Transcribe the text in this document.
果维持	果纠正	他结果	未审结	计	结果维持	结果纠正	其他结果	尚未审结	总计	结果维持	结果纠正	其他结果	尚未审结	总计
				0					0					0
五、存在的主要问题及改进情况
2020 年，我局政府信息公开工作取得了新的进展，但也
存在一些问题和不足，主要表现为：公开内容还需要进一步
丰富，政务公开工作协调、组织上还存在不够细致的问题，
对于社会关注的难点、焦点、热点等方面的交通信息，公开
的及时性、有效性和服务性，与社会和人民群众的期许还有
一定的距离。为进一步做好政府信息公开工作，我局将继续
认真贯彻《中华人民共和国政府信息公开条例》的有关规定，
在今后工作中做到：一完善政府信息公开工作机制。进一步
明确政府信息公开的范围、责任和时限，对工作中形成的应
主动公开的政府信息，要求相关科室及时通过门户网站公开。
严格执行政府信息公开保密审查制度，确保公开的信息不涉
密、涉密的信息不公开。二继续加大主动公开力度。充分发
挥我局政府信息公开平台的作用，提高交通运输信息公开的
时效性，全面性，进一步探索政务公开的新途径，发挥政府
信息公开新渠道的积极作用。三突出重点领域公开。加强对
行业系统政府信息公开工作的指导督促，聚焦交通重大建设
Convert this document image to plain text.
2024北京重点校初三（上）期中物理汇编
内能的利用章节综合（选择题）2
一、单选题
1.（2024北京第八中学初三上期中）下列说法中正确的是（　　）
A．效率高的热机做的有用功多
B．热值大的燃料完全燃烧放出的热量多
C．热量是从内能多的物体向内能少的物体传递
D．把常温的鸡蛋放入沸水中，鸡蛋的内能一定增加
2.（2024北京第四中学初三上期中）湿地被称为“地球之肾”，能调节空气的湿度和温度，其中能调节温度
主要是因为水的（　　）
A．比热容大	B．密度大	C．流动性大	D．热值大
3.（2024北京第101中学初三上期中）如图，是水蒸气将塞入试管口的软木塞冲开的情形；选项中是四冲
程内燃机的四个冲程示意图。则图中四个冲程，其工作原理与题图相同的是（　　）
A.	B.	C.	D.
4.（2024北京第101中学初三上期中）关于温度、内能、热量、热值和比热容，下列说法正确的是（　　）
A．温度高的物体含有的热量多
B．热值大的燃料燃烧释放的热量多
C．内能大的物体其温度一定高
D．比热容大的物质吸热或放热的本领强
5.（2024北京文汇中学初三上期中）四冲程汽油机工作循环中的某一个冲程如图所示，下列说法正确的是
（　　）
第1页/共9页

******************************

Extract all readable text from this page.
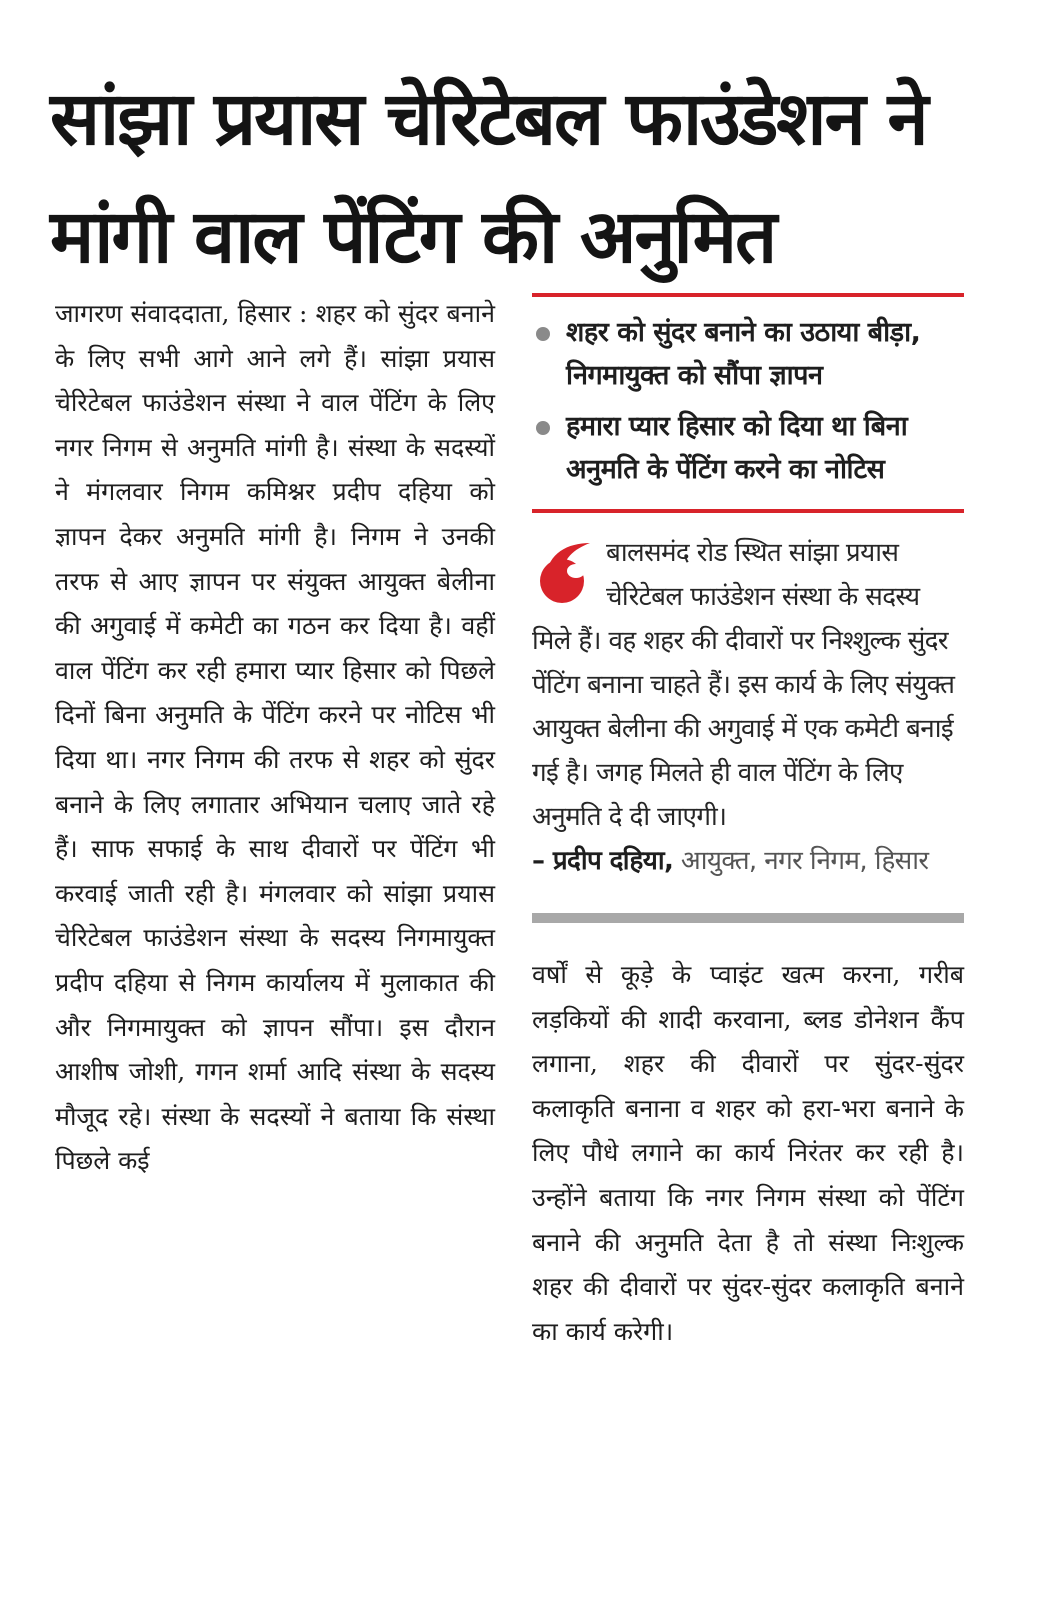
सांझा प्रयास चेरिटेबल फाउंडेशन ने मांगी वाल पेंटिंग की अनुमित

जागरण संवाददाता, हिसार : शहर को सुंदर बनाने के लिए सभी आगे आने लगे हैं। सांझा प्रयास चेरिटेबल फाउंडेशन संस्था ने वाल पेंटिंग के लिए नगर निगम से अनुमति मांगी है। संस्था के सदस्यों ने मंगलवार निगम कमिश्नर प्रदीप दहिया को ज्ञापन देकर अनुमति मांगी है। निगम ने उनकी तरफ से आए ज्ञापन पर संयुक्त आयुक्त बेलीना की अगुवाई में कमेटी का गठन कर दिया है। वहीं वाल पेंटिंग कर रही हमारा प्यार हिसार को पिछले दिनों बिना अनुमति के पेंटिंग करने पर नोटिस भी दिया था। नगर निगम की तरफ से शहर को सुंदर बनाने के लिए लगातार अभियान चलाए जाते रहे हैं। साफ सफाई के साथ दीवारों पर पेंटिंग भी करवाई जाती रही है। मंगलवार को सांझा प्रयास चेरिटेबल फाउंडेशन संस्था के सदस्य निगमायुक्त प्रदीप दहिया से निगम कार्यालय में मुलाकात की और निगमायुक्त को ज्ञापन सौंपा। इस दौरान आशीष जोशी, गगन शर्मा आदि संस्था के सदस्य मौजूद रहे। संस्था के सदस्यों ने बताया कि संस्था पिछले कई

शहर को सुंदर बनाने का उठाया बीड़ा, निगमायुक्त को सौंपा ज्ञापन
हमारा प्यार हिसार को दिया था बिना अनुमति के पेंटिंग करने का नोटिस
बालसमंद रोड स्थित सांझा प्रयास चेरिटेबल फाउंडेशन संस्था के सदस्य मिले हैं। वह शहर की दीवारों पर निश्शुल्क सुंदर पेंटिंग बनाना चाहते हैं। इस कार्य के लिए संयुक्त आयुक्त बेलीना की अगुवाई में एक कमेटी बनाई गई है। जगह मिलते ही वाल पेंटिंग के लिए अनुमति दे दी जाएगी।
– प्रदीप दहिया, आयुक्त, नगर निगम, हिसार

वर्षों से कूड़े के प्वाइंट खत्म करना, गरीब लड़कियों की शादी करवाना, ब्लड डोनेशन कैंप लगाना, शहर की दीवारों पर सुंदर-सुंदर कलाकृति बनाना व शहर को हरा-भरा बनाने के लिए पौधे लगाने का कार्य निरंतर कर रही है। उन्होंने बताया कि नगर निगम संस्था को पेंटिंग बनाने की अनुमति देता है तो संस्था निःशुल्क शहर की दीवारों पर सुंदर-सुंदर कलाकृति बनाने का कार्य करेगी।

******************************

__Exercise__. From the listing above, collect every line that mentions the word "document".

__Exercise output__.
Transcribe the text in this document.
Convert this document image to plain text.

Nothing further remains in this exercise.